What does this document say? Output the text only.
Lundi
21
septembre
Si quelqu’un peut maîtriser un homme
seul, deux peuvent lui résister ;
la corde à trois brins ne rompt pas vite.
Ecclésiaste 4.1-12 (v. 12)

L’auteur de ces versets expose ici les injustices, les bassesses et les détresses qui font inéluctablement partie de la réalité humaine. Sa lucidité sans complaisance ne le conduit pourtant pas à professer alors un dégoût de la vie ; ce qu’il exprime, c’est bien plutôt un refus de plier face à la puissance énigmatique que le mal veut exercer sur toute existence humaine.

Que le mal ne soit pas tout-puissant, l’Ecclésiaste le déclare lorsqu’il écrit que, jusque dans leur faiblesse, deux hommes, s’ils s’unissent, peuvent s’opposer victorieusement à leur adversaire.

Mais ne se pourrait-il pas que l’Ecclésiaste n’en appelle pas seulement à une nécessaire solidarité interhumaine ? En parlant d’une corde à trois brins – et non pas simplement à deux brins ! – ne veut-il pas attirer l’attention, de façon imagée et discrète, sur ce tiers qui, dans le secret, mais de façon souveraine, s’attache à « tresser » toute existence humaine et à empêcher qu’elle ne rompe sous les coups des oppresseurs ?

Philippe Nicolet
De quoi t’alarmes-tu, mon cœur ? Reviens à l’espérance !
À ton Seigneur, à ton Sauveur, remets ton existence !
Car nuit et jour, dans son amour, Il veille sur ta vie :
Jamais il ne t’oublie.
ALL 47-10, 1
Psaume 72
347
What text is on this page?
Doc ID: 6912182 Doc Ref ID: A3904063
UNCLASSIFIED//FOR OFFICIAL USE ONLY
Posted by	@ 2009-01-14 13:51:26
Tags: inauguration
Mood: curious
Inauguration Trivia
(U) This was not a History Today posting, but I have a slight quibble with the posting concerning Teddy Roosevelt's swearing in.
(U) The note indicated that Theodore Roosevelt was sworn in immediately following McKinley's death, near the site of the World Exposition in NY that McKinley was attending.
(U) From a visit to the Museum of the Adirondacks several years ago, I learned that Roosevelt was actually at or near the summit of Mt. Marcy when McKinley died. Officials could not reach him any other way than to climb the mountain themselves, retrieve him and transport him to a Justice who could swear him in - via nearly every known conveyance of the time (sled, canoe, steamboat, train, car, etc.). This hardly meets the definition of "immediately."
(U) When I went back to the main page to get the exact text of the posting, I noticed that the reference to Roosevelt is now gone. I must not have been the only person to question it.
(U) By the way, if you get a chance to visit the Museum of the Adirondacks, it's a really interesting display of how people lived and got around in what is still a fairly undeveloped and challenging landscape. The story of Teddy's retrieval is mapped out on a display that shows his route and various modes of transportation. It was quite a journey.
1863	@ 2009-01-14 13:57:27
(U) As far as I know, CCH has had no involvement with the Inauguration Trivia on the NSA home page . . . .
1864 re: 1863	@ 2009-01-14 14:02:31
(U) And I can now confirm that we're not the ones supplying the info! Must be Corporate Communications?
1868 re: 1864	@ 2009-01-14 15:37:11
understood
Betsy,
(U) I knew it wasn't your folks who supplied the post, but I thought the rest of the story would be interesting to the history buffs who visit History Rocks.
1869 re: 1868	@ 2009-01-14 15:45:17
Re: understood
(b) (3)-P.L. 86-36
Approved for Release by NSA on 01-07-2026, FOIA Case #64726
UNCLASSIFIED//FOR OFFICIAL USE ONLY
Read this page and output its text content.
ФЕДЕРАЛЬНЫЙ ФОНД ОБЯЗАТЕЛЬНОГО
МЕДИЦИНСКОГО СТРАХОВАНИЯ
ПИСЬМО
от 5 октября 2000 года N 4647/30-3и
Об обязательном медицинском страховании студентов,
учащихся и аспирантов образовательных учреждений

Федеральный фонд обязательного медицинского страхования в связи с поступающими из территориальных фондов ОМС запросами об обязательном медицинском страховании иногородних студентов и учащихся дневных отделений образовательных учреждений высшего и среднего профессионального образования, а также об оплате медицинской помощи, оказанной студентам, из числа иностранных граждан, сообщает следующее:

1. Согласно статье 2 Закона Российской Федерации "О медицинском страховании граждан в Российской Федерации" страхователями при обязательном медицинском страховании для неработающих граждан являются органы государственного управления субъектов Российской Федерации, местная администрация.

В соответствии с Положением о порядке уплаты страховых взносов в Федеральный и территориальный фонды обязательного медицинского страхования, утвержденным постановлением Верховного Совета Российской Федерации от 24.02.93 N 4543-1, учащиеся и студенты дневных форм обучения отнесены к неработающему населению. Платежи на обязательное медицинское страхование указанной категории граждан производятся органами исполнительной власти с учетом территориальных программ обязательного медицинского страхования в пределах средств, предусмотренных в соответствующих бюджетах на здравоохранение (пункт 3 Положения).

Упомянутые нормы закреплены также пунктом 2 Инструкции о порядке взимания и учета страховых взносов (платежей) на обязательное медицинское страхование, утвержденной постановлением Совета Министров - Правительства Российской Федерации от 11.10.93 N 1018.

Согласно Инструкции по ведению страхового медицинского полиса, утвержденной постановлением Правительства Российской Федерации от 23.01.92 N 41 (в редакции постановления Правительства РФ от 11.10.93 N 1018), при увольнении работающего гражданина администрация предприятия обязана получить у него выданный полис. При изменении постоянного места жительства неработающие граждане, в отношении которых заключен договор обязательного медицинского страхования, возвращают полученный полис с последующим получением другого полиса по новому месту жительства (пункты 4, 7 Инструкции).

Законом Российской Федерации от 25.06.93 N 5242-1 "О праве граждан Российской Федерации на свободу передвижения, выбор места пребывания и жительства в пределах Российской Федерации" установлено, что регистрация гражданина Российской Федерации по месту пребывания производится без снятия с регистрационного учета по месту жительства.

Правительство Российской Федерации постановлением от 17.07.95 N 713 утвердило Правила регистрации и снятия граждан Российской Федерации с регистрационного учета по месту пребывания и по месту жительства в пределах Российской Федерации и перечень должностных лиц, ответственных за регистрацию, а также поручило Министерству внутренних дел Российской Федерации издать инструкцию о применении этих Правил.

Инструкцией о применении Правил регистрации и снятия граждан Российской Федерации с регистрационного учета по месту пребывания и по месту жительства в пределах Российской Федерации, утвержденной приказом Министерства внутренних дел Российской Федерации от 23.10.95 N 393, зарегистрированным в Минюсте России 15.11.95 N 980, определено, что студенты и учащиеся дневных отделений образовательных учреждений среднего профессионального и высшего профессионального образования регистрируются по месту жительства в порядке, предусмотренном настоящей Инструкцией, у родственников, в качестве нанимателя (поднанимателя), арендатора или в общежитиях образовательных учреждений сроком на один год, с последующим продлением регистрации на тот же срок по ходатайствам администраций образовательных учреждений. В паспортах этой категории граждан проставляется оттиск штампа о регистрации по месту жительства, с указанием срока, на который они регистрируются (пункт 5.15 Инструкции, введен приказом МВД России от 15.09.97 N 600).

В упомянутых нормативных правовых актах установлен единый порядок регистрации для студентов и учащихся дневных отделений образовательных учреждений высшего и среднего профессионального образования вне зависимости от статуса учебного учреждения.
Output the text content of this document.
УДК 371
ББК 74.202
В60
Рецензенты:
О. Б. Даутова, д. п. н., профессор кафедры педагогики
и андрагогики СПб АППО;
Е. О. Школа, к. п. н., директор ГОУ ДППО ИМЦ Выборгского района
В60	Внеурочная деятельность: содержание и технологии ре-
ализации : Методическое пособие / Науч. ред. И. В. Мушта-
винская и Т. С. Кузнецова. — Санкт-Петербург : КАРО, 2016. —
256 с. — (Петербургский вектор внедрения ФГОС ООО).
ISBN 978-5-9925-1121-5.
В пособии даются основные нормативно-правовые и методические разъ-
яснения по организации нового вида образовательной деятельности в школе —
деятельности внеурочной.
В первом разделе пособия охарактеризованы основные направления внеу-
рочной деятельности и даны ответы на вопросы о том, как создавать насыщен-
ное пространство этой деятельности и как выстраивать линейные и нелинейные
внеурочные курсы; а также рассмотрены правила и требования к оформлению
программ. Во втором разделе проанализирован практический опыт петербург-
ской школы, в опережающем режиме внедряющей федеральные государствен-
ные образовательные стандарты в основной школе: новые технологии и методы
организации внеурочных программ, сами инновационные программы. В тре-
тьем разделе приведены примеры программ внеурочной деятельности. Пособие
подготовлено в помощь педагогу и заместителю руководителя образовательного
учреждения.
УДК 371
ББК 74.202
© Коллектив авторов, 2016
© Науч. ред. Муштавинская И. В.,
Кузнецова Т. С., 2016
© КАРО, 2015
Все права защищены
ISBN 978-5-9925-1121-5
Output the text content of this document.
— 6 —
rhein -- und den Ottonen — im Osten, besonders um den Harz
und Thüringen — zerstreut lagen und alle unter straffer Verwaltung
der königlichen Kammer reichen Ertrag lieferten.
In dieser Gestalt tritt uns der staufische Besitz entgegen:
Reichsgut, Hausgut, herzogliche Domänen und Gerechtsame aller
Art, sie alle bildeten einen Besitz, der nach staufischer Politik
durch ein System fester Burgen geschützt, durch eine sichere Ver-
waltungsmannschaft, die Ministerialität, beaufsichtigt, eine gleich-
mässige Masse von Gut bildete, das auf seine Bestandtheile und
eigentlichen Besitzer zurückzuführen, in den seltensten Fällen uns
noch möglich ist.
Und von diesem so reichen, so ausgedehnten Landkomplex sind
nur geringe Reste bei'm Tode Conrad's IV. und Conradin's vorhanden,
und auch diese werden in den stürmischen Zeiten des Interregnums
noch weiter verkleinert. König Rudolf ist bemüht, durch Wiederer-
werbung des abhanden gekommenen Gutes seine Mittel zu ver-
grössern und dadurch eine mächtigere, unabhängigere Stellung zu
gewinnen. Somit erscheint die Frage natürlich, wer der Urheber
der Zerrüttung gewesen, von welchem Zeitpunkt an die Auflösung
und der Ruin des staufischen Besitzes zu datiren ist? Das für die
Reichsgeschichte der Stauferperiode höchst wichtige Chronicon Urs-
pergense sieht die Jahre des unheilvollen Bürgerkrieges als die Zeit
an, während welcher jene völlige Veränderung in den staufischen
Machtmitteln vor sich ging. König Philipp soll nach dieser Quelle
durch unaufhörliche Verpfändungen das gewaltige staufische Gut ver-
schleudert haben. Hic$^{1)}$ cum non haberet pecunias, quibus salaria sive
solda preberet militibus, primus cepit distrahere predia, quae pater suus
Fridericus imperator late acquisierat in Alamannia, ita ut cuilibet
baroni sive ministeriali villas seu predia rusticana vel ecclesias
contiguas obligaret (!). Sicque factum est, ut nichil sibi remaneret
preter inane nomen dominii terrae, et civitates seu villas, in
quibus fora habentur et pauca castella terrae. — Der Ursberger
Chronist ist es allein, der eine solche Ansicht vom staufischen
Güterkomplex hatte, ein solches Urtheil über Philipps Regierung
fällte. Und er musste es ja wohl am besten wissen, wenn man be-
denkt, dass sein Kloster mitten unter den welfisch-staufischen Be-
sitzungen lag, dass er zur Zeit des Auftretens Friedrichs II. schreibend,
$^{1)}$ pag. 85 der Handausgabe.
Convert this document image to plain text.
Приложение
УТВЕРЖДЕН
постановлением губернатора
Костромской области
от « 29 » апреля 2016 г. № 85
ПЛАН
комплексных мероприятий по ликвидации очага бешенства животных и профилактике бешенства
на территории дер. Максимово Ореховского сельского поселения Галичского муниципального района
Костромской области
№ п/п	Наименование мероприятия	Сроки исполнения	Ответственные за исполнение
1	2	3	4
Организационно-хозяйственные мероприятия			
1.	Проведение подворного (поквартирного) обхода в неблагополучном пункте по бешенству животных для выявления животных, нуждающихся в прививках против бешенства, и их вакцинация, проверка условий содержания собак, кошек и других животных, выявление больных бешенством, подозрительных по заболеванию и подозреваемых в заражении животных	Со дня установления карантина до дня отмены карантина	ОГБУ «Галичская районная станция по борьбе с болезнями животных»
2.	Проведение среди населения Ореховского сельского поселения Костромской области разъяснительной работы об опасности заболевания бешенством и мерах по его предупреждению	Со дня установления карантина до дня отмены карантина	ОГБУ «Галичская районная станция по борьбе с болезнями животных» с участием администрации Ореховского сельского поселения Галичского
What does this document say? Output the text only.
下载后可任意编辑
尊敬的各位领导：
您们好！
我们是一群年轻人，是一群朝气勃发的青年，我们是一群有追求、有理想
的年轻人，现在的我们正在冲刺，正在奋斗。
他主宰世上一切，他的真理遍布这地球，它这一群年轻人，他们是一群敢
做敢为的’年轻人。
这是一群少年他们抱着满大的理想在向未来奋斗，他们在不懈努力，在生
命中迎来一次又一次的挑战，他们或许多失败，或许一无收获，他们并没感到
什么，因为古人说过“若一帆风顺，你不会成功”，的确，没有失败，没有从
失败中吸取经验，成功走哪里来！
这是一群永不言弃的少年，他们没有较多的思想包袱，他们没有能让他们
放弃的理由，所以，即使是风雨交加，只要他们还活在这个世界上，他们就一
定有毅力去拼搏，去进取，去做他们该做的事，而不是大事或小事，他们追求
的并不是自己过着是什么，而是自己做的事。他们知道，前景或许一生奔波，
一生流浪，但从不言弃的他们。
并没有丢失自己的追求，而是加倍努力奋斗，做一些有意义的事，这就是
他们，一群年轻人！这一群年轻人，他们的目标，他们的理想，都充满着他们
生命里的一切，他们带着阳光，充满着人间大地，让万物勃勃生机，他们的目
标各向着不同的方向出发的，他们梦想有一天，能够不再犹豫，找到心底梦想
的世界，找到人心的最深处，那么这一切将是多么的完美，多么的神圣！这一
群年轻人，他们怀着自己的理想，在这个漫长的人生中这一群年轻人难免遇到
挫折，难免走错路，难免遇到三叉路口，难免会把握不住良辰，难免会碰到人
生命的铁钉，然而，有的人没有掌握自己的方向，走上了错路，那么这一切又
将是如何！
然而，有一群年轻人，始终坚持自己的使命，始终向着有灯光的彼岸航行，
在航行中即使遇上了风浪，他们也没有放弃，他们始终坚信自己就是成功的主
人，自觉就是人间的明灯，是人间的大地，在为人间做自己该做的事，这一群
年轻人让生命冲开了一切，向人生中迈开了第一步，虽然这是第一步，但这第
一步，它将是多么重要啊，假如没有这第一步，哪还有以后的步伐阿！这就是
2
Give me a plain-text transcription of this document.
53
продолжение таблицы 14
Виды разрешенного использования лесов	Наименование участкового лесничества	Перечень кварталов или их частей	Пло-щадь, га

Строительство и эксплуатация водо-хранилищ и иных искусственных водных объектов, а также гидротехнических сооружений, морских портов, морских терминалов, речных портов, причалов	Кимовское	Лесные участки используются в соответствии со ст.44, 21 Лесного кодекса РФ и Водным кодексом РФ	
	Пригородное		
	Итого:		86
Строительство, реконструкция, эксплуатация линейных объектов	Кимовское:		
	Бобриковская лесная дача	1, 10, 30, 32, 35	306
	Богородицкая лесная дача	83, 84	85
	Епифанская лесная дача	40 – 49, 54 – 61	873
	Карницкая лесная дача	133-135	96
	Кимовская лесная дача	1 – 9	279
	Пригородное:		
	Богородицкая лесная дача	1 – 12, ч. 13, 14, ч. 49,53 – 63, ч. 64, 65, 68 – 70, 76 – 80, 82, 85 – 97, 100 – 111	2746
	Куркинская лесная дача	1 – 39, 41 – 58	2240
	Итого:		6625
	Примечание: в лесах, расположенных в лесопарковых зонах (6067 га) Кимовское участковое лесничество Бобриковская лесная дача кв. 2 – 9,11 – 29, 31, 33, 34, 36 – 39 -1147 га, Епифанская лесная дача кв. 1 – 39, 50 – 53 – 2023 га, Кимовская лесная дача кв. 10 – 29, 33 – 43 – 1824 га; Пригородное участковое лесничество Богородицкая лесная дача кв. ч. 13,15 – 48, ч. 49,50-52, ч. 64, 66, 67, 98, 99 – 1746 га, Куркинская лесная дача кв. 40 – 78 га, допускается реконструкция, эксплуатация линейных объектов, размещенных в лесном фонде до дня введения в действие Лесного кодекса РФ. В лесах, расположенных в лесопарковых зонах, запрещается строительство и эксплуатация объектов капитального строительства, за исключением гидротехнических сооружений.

════════════════

-- Your instructions --
Tell how many lines of the data above hold the string "Богородицкая". Give only the number.

-- Written answer --
3